▸ TASK
Copy every line of the records below, changing nothing.

--- start of LISTED RECORDS ---

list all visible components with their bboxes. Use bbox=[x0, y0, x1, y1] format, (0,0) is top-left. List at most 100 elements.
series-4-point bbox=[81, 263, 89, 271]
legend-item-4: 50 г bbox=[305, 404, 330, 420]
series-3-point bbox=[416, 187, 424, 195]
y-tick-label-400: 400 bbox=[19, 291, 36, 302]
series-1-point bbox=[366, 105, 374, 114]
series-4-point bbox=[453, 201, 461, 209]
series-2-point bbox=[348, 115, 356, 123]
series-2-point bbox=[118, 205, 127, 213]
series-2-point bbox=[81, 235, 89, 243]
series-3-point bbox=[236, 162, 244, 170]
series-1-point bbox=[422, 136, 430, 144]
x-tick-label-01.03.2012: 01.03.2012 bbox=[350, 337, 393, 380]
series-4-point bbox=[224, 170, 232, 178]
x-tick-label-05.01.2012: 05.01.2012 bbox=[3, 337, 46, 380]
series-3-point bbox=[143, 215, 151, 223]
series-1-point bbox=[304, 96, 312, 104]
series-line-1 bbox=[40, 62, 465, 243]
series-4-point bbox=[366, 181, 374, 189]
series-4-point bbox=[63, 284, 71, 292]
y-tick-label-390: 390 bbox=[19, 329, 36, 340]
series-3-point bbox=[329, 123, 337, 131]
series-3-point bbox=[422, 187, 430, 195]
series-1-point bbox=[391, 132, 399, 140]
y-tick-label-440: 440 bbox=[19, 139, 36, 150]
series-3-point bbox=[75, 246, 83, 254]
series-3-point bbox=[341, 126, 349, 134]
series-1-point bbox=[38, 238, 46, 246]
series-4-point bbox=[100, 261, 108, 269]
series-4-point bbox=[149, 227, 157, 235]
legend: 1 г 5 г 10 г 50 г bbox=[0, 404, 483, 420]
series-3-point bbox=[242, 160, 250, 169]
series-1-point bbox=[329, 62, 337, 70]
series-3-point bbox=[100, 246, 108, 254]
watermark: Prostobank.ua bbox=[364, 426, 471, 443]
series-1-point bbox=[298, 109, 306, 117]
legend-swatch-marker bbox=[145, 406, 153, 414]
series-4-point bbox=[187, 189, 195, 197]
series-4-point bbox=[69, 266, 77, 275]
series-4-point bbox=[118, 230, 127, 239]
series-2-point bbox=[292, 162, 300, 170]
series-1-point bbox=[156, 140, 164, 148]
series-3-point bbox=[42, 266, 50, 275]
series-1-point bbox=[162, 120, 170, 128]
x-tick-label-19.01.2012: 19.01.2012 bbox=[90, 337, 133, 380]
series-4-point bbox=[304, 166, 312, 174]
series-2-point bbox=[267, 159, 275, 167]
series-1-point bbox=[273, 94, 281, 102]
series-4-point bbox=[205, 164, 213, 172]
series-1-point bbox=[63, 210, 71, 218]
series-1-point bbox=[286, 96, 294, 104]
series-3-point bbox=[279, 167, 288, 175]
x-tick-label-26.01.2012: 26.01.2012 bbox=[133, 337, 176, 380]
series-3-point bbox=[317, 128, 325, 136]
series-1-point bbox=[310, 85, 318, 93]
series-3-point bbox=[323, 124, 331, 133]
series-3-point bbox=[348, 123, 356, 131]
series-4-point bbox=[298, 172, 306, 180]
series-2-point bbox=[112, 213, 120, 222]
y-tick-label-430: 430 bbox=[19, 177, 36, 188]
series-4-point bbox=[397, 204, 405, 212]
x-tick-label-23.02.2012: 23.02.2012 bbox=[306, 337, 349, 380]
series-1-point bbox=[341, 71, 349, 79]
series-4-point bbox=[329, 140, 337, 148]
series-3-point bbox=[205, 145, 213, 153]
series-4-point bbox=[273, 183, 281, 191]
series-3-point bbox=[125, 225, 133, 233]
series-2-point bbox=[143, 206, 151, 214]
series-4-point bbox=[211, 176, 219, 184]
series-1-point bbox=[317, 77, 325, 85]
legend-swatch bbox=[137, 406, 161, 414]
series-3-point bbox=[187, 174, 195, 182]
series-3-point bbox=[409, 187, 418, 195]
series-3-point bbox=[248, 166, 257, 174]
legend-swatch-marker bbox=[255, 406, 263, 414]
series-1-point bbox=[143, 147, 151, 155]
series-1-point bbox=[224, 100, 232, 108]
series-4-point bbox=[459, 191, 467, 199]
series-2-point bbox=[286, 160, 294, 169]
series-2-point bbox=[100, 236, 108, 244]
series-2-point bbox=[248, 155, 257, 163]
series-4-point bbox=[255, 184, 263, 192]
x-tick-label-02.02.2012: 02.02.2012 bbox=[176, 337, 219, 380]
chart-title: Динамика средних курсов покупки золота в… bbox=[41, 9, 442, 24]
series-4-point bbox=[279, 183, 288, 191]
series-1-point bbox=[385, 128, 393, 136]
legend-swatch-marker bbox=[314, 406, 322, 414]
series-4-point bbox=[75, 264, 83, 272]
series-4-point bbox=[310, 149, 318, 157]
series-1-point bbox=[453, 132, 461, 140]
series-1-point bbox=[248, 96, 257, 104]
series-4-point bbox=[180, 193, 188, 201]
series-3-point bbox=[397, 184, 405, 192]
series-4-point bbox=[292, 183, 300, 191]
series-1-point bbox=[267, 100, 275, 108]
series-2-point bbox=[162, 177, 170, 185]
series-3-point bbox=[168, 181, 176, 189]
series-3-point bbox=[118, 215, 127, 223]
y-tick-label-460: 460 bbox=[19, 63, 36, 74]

--- end of LISTED RECORDS ---

▸ FINISHED TASK
list all visible components with their bboxes. Use bbox=[x0, y0, x1, y1] format, (0,0) is top-left. List at most 100 elements.
series-4-point bbox=[81, 263, 89, 271]
legend-item-4: 50 г bbox=[305, 404, 330, 420]
series-3-point bbox=[416, 187, 424, 195]
y-tick-label-400: 400 bbox=[19, 291, 36, 302]
series-1-point bbox=[366, 105, 374, 114]
series-4-point bbox=[453, 201, 461, 209]
series-2-point bbox=[348, 115, 356, 123]
series-2-point bbox=[118, 205, 127, 213]
series-2-point bbox=[81, 235, 89, 243]
series-3-point bbox=[236, 162, 244, 170]
series-1-point bbox=[422, 136, 430, 144]
x-tick-label-01.03.2012: 01.03.2012 bbox=[350, 337, 393, 380]
series-4-point bbox=[224, 170, 232, 178]
x-tick-label-05.01.2012: 05.01.2012 bbox=[3, 337, 46, 380]
series-3-point bbox=[143, 215, 151, 223]
series-1-point bbox=[304, 96, 312, 104]
series-line-1 bbox=[40, 62, 465, 243]
series-4-point bbox=[366, 181, 374, 189]
series-4-point bbox=[63, 284, 71, 292]
y-tick-label-390: 390 bbox=[19, 329, 36, 340]
series-3-point bbox=[329, 123, 337, 131]
series-3-point bbox=[422, 187, 430, 195]
series-1-point bbox=[391, 132, 399, 140]
y-tick-label-440: 440 bbox=[19, 139, 36, 150]
series-3-point bbox=[75, 246, 83, 254]
series-3-point bbox=[341, 126, 349, 134]
series-1-point bbox=[38, 238, 46, 246]
series-4-point bbox=[100, 261, 108, 269]
series-4-point bbox=[149, 227, 157, 235]
legend: 1 г 5 г 10 г 50 г bbox=[0, 404, 483, 420]
series-3-point bbox=[242, 160, 250, 169]
series-1-point bbox=[329, 62, 337, 70]
series-3-point bbox=[100, 246, 108, 254]
watermark: Prostobank.ua bbox=[364, 426, 471, 443]
series-1-point bbox=[298, 109, 306, 117]
legend-swatch-marker bbox=[145, 406, 153, 414]
series-4-point bbox=[187, 189, 195, 197]
series-4-point bbox=[69, 266, 77, 275]
series-4-point bbox=[118, 230, 127, 239]
series-2-point bbox=[292, 162, 300, 170]
series-1-point bbox=[156, 140, 164, 148]
series-3-point bbox=[42, 266, 50, 275]
series-1-point bbox=[162, 120, 170, 128]
x-tick-label-19.01.2012: 19.01.2012 bbox=[90, 337, 133, 380]
series-4-point bbox=[304, 166, 312, 174]
series-2-point bbox=[267, 159, 275, 167]
series-1-point bbox=[273, 94, 281, 102]
series-4-point bbox=[205, 164, 213, 172]
series-1-point bbox=[63, 210, 71, 218]
series-1-point bbox=[286, 96, 294, 104]
series-3-point bbox=[279, 167, 288, 175]
x-tick-label-26.01.2012: 26.01.2012 bbox=[133, 337, 176, 380]
series-3-point bbox=[317, 128, 325, 136]
series-1-point bbox=[310, 85, 318, 93]
series-3-point bbox=[323, 124, 331, 133]
series-3-point bbox=[348, 123, 356, 131]
series-4-point bbox=[298, 172, 306, 180]
series-2-point bbox=[112, 213, 120, 222]
y-tick-label-430: 430 bbox=[19, 177, 36, 188]
series-4-point bbox=[397, 204, 405, 212]
x-tick-label-23.02.2012: 23.02.2012 bbox=[306, 337, 349, 380]
series-1-point bbox=[341, 71, 349, 79]
series-4-point bbox=[329, 140, 337, 148]
series-3-point bbox=[205, 145, 213, 153]
series-4-point bbox=[273, 183, 281, 191]
series-3-point bbox=[125, 225, 133, 233]
series-2-point bbox=[143, 206, 151, 214]
series-4-point bbox=[211, 176, 219, 184]
series-1-point bbox=[317, 77, 325, 85]
legend-swatch bbox=[137, 406, 161, 414]
series-3-point bbox=[187, 174, 195, 182]
series-3-point bbox=[409, 187, 418, 195]
series-3-point bbox=[248, 166, 257, 174]
legend-swatch-marker bbox=[255, 406, 263, 414]
series-1-point bbox=[143, 147, 151, 155]
series-1-point bbox=[224, 100, 232, 108]
series-4-point bbox=[459, 191, 467, 199]
series-2-point bbox=[286, 160, 294, 169]
series-2-point bbox=[100, 236, 108, 244]
series-2-point bbox=[248, 155, 257, 163]
series-4-point bbox=[255, 184, 263, 192]
x-tick-label-02.02.2012: 02.02.2012 bbox=[176, 337, 219, 380]
chart-title: Динамика средних курсов покупки золота в… bbox=[41, 9, 442, 24]
series-4-point bbox=[279, 183, 288, 191]
series-1-point bbox=[385, 128, 393, 136]
legend-swatch-marker bbox=[314, 406, 322, 414]
series-4-point bbox=[75, 264, 83, 272]
series-4-point bbox=[310, 149, 318, 157]
series-1-point bbox=[453, 132, 461, 140]
series-1-point bbox=[248, 96, 257, 104]
series-4-point bbox=[180, 193, 188, 201]
series-3-point bbox=[397, 184, 405, 192]
series-4-point bbox=[292, 183, 300, 191]
series-1-point bbox=[267, 100, 275, 108]
series-2-point bbox=[162, 177, 170, 185]
series-3-point bbox=[168, 181, 176, 189]
series-3-point bbox=[118, 215, 127, 223]
y-tick-label-460: 460 bbox=[19, 63, 36, 74]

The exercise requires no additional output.